[Dataset items]

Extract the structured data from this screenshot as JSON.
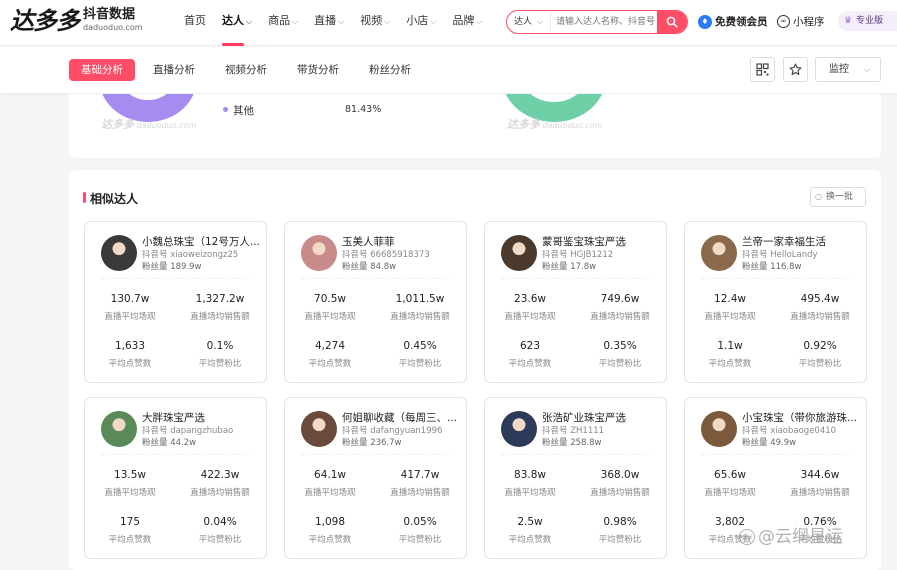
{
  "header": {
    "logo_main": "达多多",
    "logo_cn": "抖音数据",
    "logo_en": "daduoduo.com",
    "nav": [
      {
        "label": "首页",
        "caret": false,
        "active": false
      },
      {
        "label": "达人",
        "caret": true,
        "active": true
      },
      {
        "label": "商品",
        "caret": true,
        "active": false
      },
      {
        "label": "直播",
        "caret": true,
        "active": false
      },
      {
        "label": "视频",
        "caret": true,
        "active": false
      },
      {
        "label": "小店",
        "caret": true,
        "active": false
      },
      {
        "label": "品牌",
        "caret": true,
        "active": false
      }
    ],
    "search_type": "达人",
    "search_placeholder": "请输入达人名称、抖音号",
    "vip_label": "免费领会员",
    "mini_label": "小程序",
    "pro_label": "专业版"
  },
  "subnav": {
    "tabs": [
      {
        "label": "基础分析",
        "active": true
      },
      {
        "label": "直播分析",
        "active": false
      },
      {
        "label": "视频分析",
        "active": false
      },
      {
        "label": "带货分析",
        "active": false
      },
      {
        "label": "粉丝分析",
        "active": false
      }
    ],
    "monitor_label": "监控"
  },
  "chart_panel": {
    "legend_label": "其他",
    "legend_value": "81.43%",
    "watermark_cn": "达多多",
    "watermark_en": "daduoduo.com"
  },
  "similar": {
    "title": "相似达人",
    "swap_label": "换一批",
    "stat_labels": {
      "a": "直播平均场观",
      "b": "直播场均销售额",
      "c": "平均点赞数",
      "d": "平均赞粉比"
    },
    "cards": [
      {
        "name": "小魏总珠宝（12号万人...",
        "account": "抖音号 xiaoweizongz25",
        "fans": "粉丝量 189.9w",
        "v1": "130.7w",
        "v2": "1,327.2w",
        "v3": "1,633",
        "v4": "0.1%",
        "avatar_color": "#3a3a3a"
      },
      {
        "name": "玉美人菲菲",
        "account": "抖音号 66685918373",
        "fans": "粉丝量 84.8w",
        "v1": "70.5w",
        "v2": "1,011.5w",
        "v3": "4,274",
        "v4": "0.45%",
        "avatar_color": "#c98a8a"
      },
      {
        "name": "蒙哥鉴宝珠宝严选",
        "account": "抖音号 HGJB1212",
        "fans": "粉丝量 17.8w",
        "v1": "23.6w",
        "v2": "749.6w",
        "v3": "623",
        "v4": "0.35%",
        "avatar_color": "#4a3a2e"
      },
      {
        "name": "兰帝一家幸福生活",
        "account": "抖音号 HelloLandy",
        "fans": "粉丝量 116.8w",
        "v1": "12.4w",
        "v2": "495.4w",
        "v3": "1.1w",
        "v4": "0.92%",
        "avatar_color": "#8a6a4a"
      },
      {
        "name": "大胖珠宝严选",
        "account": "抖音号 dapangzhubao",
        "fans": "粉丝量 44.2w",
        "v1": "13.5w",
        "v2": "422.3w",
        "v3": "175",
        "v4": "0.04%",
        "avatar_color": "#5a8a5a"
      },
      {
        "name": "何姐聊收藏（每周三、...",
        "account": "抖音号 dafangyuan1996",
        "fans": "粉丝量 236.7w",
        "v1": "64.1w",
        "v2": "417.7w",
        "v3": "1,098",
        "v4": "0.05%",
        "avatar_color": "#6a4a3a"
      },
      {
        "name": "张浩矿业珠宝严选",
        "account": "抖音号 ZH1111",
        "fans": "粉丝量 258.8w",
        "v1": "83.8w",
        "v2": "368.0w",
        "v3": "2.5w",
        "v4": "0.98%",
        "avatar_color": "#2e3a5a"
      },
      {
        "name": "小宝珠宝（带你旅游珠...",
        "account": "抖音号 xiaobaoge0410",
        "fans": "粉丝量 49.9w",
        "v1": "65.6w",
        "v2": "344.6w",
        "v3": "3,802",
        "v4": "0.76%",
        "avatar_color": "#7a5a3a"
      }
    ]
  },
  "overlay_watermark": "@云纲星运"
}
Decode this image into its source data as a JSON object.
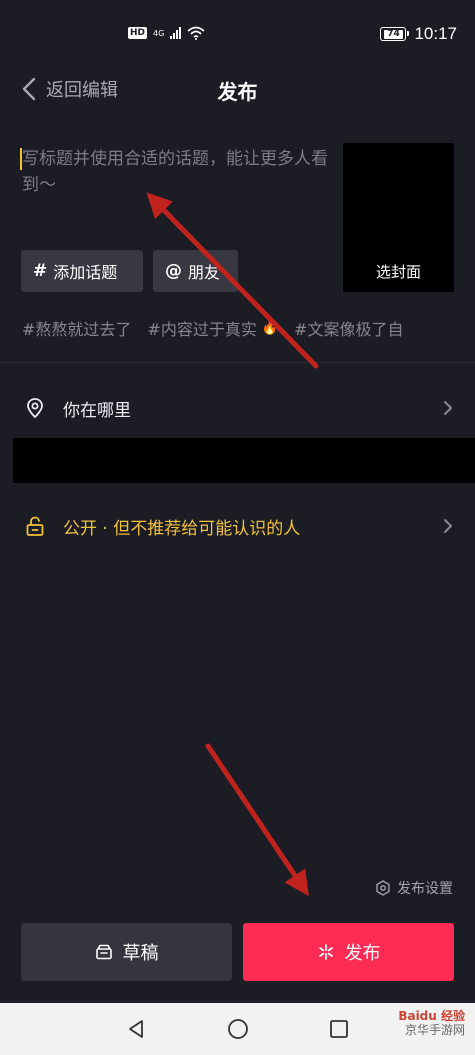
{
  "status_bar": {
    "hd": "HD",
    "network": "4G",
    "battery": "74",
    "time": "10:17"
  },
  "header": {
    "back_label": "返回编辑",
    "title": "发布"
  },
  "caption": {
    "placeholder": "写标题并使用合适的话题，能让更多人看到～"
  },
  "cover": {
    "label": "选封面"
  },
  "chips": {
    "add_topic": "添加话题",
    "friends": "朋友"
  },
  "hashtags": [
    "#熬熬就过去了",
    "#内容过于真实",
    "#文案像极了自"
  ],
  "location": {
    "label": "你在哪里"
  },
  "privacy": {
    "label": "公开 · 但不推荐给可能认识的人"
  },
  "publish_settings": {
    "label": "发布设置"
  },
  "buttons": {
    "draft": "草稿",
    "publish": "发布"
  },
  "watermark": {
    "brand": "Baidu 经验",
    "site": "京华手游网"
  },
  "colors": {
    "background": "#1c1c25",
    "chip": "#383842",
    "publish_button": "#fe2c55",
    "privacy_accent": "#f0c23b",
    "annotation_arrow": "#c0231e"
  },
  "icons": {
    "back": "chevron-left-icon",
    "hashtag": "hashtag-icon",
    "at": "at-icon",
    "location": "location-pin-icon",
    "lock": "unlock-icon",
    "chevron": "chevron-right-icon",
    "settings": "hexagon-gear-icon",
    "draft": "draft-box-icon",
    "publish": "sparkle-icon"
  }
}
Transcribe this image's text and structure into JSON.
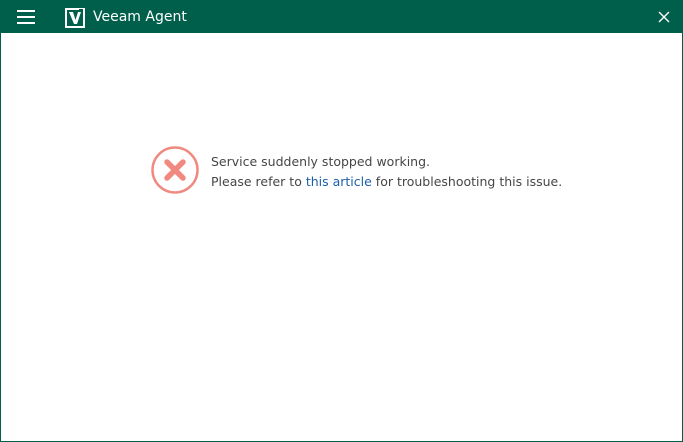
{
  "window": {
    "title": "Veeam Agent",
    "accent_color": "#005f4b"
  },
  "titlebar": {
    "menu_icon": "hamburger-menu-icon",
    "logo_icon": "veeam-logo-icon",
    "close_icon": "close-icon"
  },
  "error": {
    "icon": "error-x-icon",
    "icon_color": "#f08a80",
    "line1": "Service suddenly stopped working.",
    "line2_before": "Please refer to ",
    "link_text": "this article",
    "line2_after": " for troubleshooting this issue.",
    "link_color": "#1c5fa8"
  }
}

#### [Written instruction]
Reproduce the material above exactly, but only from the line with "Decode this image" through its last line, leaving pictures out.

#### [The response]
Decode this image into its source data as a JSON object.
{
  "status_bar": {
    "hd": "HD",
    "network": "4G",
    "battery": "74",
    "time": "10:17"
  },
  "header": {
    "back_label": "返回编辑",
    "title": "发布"
  },
  "caption": {
    "placeholder": "写标题并使用合适的话题，能让更多人看到～"
  },
  "cover": {
    "label": "选封面"
  },
  "chips": {
    "add_topic": "添加话题",
    "friends": "朋友"
  },
  "hashtags": [
    "#熬熬就过去了",
    "#内容过于真实",
    "#文案像极了自"
  ],
  "location": {
    "label": "你在哪里"
  },
  "privacy": {
    "label": "公开 · 但不推荐给可能认识的人"
  },
  "publish_settings": {
    "label": "发布设置"
  },
  "buttons": {
    "draft": "草稿",
    "publish": "发布"
  },
  "watermark": {
    "brand": "Baidu 经验",
    "site": "京华手游网"
  },
  "colors": {
    "background": "#1c1c25",
    "chip": "#383842",
    "publish_button": "#fe2c55",
    "privacy_accent": "#f0c23b",
    "annotation_arrow": "#c0231e"
  },
  "icons": {
    "back": "chevron-left-icon",
    "hashtag": "hashtag-icon",
    "at": "at-icon",
    "location": "location-pin-icon",
    "lock": "unlock-icon",
    "chevron": "chevron-right-icon",
    "settings": "hexagon-gear-icon",
    "draft": "draft-box-icon",
    "publish": "sparkle-icon"
  }
}
Transcribe this image's text and structure into JSON.
{
  "window": {
    "title": "Veeam Agent",
    "accent_color": "#005f4b"
  },
  "titlebar": {
    "menu_icon": "hamburger-menu-icon",
    "logo_icon": "veeam-logo-icon",
    "close_icon": "close-icon"
  },
  "error": {
    "icon": "error-x-icon",
    "icon_color": "#f08a80",
    "line1": "Service suddenly stopped working.",
    "line2_before": "Please refer to ",
    "link_text": "this article",
    "line2_after": " for troubleshooting this issue.",
    "link_color": "#1c5fa8"
  }
}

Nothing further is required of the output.